Document content entries:
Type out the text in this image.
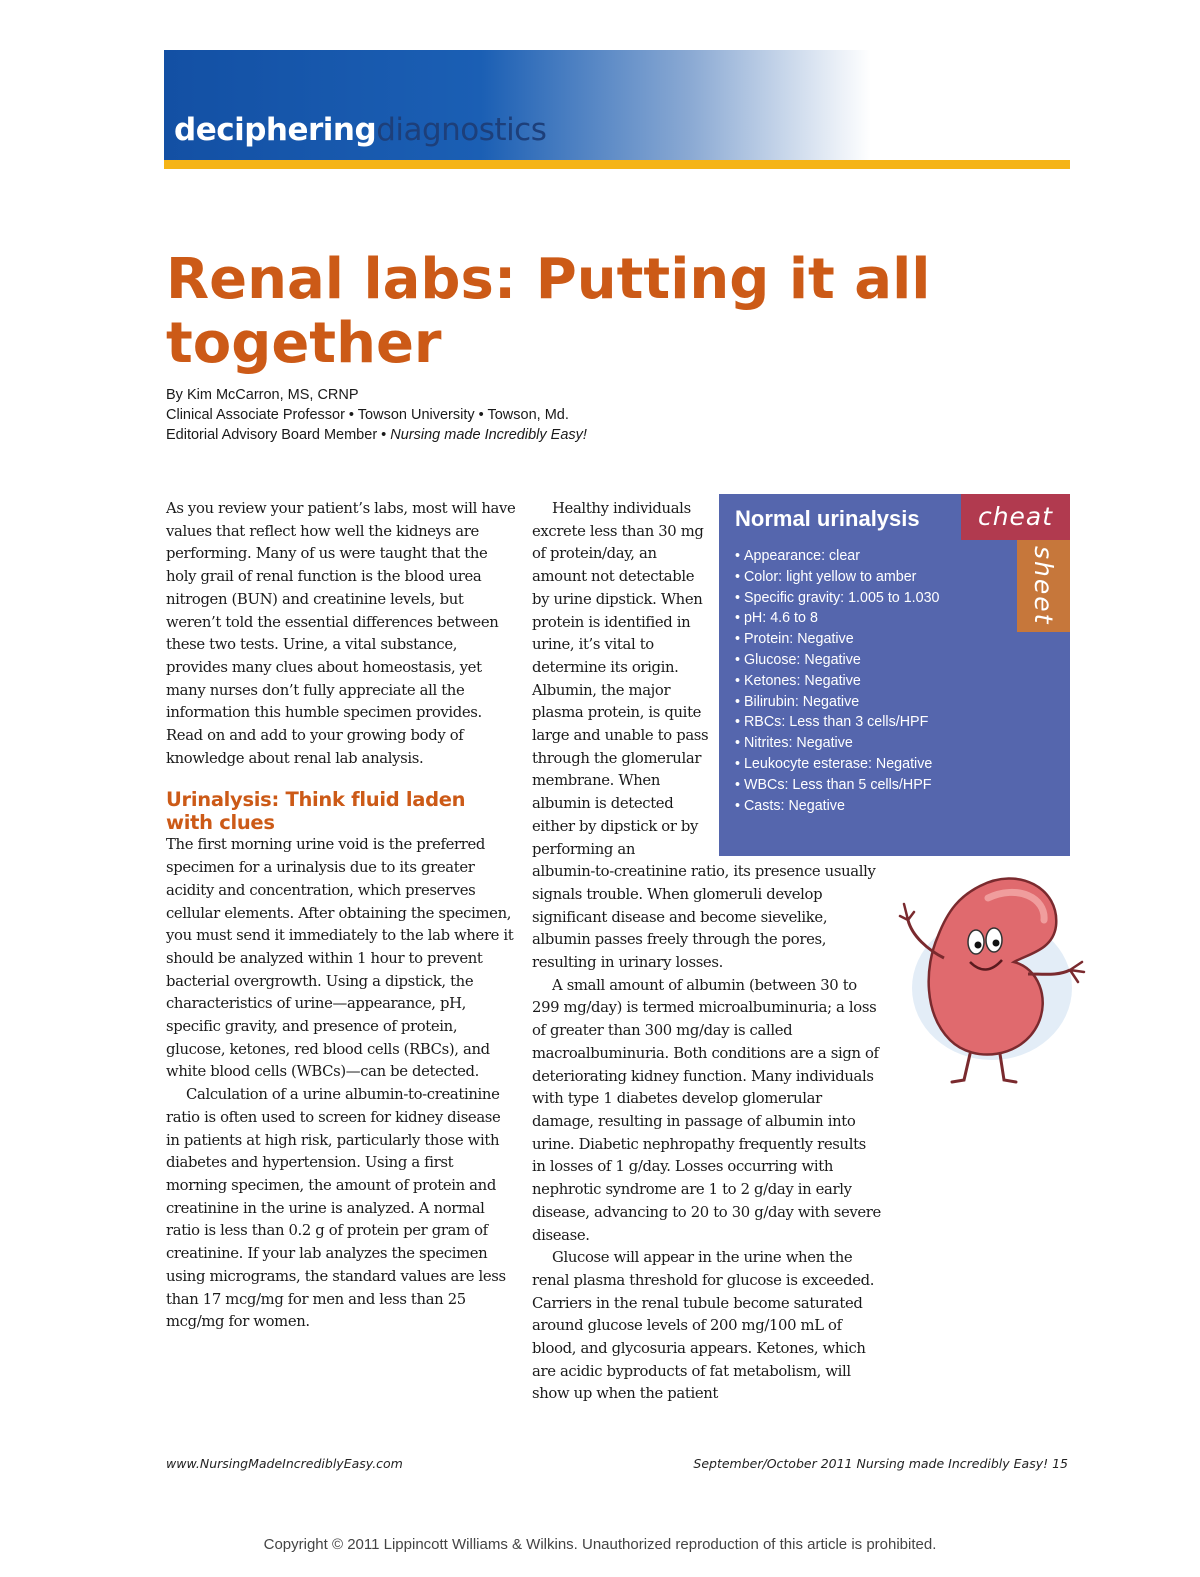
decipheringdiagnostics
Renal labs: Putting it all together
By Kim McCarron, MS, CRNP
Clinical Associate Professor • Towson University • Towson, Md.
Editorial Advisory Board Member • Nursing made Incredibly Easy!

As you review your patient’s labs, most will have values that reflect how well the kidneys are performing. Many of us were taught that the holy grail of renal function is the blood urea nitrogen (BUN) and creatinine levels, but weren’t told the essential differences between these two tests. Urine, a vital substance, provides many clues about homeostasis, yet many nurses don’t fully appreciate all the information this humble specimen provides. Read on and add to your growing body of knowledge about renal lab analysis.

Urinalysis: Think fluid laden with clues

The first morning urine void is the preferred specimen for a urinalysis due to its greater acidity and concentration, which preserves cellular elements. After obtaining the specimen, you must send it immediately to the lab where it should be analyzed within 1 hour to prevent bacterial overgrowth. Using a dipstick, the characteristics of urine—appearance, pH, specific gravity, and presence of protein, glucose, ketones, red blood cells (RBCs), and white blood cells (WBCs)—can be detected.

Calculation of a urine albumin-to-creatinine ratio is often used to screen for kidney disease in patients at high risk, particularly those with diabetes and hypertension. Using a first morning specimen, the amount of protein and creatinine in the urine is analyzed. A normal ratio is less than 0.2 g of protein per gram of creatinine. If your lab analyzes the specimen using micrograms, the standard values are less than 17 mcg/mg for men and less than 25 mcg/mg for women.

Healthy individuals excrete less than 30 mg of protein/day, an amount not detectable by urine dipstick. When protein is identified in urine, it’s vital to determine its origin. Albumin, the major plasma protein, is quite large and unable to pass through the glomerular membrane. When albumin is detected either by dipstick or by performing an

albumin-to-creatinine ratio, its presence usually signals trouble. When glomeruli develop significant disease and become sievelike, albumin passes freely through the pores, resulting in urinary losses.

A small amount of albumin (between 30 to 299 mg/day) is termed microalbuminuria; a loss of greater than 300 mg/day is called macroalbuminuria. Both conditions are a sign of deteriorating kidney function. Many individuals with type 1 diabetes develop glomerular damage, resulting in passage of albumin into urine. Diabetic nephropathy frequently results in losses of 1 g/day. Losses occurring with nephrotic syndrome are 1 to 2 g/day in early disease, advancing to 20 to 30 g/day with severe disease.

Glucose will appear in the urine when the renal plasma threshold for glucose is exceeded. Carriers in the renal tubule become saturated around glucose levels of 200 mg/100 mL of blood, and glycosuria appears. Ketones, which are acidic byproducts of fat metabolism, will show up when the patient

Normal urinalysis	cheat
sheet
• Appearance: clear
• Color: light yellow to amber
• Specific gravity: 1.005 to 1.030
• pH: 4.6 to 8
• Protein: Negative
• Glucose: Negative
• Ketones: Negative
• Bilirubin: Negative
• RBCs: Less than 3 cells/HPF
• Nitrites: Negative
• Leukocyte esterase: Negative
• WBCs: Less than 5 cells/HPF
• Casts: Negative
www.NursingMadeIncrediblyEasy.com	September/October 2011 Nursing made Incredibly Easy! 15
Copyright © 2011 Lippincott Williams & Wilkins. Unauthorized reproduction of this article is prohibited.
* * *
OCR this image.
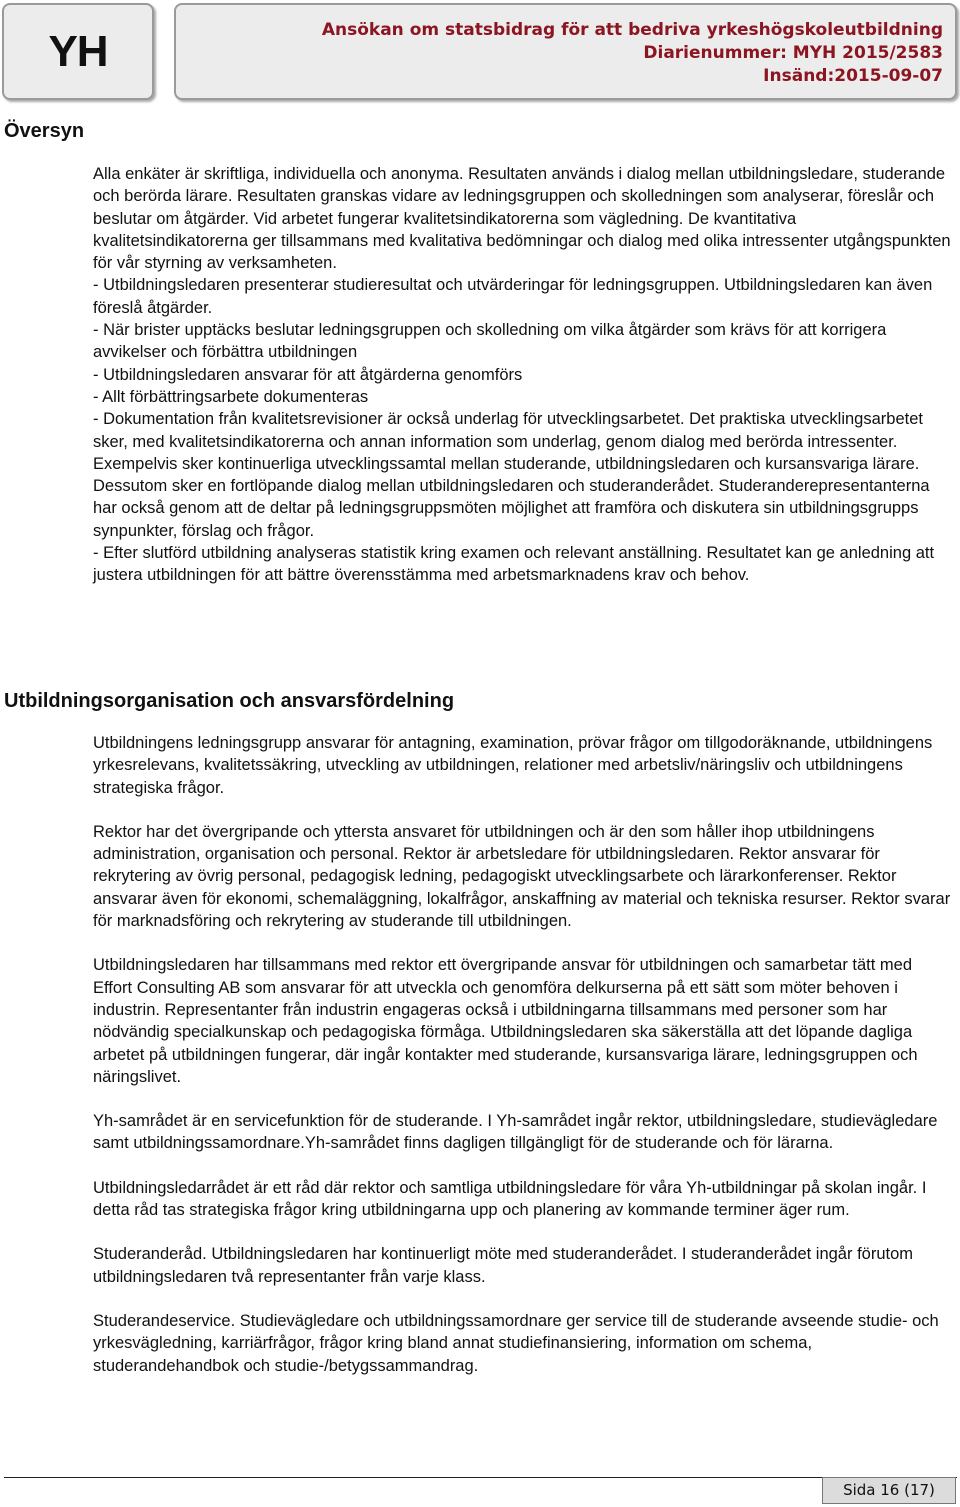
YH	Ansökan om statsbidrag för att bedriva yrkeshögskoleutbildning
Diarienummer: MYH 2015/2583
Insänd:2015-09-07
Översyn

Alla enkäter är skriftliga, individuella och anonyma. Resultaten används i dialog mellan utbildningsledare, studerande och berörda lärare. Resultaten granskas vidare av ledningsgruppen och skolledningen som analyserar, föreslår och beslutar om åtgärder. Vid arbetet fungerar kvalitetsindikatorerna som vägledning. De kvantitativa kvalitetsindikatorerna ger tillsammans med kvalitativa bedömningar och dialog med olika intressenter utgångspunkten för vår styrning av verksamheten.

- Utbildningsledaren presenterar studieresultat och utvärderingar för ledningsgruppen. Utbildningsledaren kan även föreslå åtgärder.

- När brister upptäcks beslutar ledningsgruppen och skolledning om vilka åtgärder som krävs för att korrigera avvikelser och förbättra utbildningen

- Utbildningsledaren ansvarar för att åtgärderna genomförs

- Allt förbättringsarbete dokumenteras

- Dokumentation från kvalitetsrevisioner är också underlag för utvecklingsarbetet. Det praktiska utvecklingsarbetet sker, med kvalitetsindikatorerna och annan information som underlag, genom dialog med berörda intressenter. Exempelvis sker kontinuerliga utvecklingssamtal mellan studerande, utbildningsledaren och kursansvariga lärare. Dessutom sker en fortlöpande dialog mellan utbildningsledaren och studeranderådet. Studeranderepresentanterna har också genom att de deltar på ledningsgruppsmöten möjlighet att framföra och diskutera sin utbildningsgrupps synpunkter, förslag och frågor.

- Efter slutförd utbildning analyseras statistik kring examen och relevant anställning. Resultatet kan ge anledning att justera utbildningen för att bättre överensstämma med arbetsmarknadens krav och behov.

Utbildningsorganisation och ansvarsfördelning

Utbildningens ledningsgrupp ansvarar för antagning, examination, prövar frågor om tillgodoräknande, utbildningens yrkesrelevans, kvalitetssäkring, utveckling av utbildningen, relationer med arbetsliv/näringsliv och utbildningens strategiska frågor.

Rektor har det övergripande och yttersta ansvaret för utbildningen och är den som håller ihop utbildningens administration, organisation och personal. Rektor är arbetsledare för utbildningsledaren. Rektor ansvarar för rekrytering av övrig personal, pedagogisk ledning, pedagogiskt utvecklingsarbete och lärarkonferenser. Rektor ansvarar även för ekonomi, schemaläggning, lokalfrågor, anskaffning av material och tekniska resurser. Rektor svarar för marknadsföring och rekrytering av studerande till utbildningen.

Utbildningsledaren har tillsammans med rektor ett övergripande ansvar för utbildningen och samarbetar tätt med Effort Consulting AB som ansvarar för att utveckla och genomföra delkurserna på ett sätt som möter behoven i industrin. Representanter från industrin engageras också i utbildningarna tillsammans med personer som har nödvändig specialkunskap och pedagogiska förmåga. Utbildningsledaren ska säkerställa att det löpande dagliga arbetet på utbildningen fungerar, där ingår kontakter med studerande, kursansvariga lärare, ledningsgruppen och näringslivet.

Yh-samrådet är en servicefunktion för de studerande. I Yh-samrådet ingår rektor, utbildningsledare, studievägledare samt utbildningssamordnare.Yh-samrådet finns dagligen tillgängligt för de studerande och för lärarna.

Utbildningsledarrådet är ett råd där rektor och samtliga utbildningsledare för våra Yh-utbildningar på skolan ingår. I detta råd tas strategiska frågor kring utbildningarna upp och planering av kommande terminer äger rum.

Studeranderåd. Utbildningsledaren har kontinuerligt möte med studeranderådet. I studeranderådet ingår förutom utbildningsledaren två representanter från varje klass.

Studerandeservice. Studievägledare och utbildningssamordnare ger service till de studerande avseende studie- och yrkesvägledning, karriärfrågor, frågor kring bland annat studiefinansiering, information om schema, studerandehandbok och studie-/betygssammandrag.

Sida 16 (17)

### Task prompt:
Each line above that has the word "Nursing" should be copied.

### Exercise output:
Editorial Advisory Board Member • Nursing made Incredibly Easy!
www.NursingMadeIncrediblyEasy.com	September/October 2011 Nursing made Incredibly Easy! 15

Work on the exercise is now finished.